[Figure record listings]
============================================================
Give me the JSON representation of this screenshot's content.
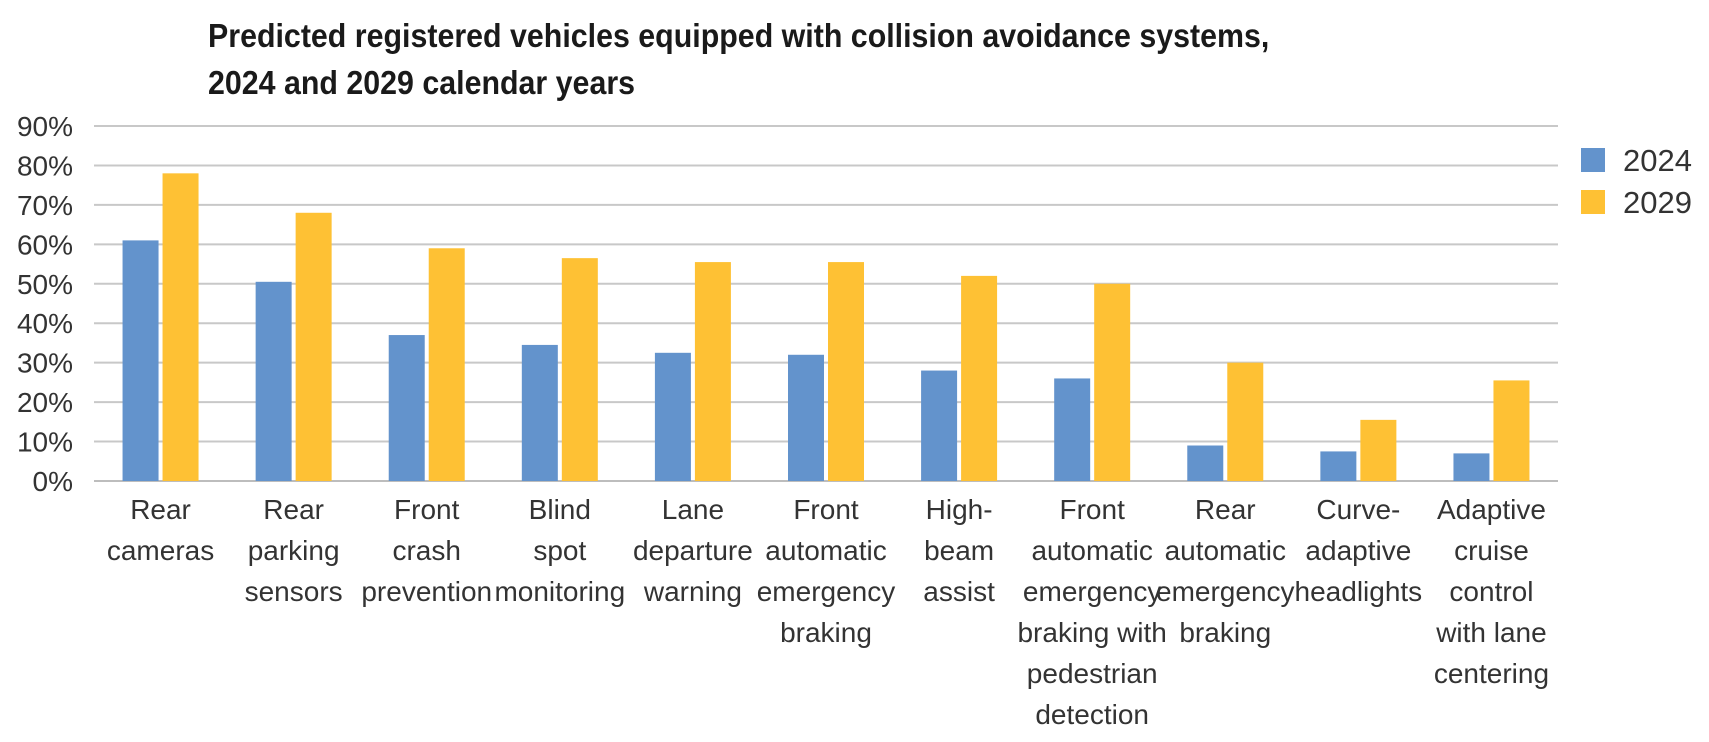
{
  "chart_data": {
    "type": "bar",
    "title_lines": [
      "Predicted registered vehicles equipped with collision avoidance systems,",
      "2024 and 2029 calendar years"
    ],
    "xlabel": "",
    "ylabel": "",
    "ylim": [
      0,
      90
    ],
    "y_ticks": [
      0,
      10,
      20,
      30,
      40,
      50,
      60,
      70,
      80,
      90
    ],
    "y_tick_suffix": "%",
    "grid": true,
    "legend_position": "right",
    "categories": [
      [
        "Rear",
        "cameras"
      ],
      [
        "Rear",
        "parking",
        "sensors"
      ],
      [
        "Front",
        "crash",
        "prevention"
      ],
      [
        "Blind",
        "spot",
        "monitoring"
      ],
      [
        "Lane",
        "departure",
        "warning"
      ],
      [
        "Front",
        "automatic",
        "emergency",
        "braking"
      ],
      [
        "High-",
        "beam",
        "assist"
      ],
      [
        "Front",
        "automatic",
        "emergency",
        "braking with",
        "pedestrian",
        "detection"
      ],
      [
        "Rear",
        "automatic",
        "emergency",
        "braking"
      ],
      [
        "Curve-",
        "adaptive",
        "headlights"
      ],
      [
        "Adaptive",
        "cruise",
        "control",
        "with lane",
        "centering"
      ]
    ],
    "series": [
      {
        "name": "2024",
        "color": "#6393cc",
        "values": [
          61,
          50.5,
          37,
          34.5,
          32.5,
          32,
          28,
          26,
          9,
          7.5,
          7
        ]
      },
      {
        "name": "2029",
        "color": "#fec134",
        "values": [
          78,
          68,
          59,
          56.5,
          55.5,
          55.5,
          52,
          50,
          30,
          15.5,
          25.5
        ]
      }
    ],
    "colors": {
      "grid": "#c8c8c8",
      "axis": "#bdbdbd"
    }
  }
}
============================================================
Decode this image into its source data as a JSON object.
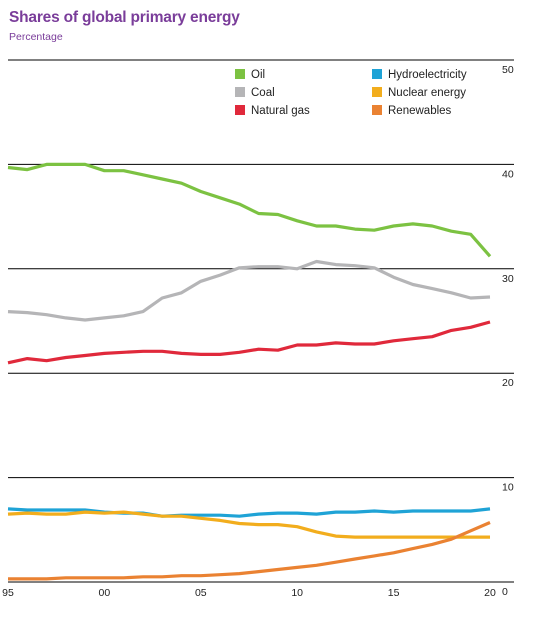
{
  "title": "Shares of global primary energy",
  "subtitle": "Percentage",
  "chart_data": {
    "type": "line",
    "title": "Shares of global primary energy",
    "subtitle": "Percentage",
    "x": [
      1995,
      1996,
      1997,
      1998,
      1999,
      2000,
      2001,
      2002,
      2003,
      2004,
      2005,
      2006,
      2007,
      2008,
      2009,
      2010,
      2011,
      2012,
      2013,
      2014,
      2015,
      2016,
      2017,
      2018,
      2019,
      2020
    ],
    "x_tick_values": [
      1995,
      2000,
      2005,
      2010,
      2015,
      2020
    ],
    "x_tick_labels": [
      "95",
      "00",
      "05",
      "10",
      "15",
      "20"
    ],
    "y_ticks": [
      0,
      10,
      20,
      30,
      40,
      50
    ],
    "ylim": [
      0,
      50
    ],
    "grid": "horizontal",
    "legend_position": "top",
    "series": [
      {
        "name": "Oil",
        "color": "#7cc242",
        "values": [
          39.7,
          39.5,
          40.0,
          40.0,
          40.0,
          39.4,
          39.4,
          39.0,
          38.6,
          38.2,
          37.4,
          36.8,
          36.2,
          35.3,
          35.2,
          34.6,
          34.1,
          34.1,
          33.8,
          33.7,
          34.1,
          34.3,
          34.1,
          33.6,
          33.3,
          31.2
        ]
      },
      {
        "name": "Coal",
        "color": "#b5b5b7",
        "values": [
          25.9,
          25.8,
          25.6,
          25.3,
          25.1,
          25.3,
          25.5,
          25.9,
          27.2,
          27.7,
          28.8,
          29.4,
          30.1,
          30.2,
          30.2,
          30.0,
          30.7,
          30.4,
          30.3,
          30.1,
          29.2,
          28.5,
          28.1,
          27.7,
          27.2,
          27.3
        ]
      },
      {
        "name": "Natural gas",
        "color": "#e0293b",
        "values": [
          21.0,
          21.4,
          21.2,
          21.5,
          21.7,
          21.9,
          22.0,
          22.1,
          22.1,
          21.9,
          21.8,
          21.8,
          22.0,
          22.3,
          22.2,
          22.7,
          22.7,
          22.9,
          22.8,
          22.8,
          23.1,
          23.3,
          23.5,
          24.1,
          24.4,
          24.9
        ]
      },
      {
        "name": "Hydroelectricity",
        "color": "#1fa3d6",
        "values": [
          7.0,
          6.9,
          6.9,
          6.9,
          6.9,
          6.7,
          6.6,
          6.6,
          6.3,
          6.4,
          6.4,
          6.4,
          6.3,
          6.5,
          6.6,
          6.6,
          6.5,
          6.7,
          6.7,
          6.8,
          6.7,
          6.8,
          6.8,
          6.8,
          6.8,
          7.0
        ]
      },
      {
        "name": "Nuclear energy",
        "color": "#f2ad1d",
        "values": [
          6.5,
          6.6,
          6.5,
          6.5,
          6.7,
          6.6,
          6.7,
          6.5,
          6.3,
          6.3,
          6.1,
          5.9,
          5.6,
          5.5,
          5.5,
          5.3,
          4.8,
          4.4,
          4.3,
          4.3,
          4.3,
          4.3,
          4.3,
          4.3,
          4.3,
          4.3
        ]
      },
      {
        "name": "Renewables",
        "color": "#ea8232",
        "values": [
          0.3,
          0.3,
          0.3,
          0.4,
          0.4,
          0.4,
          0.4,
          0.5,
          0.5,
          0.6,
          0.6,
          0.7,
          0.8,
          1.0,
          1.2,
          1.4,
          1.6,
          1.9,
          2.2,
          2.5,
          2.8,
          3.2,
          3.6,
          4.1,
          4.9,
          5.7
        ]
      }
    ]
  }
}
============================================================
- **Given problem**: In the entries above, identify every line with the string "JSON".

- **Exercise solution**:
Give me the JSON representation of this screenshot's content.
Decode this image into its source data as a JSON object.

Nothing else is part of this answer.